-------- Data entries --------

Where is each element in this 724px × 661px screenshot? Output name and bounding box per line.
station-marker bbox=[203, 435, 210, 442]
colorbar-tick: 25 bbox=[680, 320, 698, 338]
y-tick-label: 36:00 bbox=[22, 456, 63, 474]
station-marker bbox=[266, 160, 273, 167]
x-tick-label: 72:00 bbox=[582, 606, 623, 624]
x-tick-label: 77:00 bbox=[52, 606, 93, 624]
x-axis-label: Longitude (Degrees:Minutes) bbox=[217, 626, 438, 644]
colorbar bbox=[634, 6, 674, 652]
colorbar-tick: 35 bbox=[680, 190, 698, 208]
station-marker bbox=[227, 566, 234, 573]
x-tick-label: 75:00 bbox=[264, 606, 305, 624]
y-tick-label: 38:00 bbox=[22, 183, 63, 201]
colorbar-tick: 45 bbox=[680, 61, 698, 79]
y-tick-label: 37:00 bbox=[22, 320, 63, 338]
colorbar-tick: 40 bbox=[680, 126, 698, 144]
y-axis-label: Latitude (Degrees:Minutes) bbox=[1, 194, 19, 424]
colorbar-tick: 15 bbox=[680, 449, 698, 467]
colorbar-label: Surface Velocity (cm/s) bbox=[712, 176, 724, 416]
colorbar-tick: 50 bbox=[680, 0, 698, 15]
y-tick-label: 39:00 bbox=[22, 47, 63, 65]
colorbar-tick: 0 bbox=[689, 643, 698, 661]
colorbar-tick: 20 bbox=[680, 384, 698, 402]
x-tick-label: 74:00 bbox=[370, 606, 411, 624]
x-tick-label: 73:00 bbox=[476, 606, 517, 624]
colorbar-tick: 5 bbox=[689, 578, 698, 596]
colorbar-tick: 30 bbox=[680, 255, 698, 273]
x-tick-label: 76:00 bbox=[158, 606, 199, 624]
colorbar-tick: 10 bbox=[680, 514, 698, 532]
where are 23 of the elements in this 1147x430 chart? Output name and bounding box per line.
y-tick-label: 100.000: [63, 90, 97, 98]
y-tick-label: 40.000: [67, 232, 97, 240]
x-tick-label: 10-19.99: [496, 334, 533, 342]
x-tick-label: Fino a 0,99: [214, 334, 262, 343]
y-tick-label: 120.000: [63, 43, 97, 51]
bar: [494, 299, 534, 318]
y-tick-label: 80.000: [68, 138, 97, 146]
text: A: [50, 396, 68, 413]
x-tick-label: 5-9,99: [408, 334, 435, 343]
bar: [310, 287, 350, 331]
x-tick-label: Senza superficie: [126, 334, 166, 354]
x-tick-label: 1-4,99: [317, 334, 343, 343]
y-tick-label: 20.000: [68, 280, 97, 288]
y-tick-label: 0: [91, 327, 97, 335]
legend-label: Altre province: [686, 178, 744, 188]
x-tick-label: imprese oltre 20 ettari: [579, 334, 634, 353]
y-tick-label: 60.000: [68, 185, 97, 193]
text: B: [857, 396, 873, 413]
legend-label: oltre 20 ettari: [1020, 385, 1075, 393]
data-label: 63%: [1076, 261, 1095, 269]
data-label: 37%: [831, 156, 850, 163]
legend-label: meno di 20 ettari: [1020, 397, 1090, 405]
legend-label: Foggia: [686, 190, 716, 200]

--------

* **Goal**
Rewrite the records above as one Markdown table with the columns Row and Entry. Number each nonblank line consecutively from 1, and leave out blank lines.

* **Completed exercise**
| Row | Entry |
|---|---|
| 1 | Where is each element in this 724px × 661px screenshot? Output name and bounding box per line. |
| 2 | station-marker bbox=[203, 435, 210, 442] |
| 3 | colorbar-tick: 25 bbox=[680, 320, 698, 338] |
| 4 | y-tick-label: 36:00 bbox=[22, 456, 63, 474] |
| 5 | station-marker bbox=[266, 160, 273, 167] |
| 6 | x-tick-label: 72:00 bbox=[582, 606, 623, 624] |
| 7 | x-tick-label: 77:00 bbox=[52, 606, 93, 624] |
| 8 | x-axis-label: Longitude (Degrees:Minutes) bbox=[217, 626, 438, 644] |
| 9 | colorbar bbox=[634, 6, 674, 652] |
| 10 | colorbar-tick: 35 bbox=[680, 190, 698, 208] |
| 11 | station-marker bbox=[227, 566, 234, 573] |
| 12 | x-tick-label: 75:00 bbox=[264, 606, 305, 624] |
| 13 | y-tick-label: 38:00 bbox=[22, 183, 63, 201] |
| 14 | colorbar-tick: 45 bbox=[680, 61, 698, 79] |
| 15 | y-tick-label: 37:00 bbox=[22, 320, 63, 338] |
| 16 | colorbar-tick: 40 bbox=[680, 126, 698, 144] |
| 17 | y-axis-label: Latitude (Degrees:Minutes) bbox=[1, 194, 19, 424] |
| 18 | colorbar-tick: 15 bbox=[680, 449, 698, 467] |
| 19 | colorbar-label: Surface Velocity (cm/s) bbox=[712, 176, 724, 416] |
| 20 | colorbar-tick: 50 bbox=[680, 0, 698, 15] |
| 21 | y-tick-label: 39:00 bbox=[22, 47, 63, 65] |
| 22 | colorbar-tick: 0 bbox=[689, 643, 698, 661] |
| 23 | colorbar-tick: 20 bbox=[680, 384, 698, 402] |
| 24 | x-tick-label: 74:00 bbox=[370, 606, 411, 624] |
| 25 | x-tick-label: 73:00 bbox=[476, 606, 517, 624] |
| 26 | colorbar-tick: 5 bbox=[689, 578, 698, 596] |
| 27 | colorbar-tick: 30 bbox=[680, 255, 698, 273] |
| 28 | x-tick-label: 76:00 bbox=[158, 606, 199, 624] |
| 29 | colorbar-tick: 10 bbox=[680, 514, 698, 532] |
| 30 | where are 23 of the elements in this 1147x430 chart? Output name and bounding box per line. |
| 31 | y-tick-label: 100.000: [63, 90, 97, 98] |
| 32 | y-tick-label: 40.000: [67, 232, 97, 240] |
| 33 | x-tick-label: 10-19.99: [496, 334, 533, 342] |
| 34 | x-tick-label: Fino a 0,99: [214, 334, 262, 343] |
| 35 | y-tick-label: 120.000: [63, 43, 97, 51] |
| 36 | bar: [494, 299, 534, 318] |
| 37 | y-tick-label: 80.000: [68, 138, 97, 146] |
| 38 | text: A: [50, 396, 68, 413] |
| 39 | x-tick-label: 5-9,99: [408, 334, 435, 343] |
| 40 | bar: [310, 287, 350, 331] |
| 41 | x-tick-label: Senza superficie: [126, 334, 166, 354] |
| 42 | x-tick-label: 1-4,99: [317, 334, 343, 343] |
| 43 | y-tick-label: 20.000: [68, 280, 97, 288] |
| 44 | y-tick-label: 0: [91, 327, 97, 335] |
| 45 | legend-label: Altre province: [686, 178, 744, 188] |
| 46 | x-tick-label: imprese oltre 20 ettari: [579, 334, 634, 353] |
| 47 | y-tick-label: 60.000: [68, 185, 97, 193] |
| 48 | text: B: [857, 396, 873, 413] |
| 49 | legend-label: oltre 20 ettari: [1020, 385, 1075, 393] |
| 50 | data-label: 63%: [1076, 261, 1095, 269] |
| 51 | data-label: 37%: [831, 156, 850, 163] |
| 52 | legend-label: meno di 20 ettari: [1020, 397, 1090, 405] |
| 53 | legend-label: Foggia: [686, 190, 716, 200] |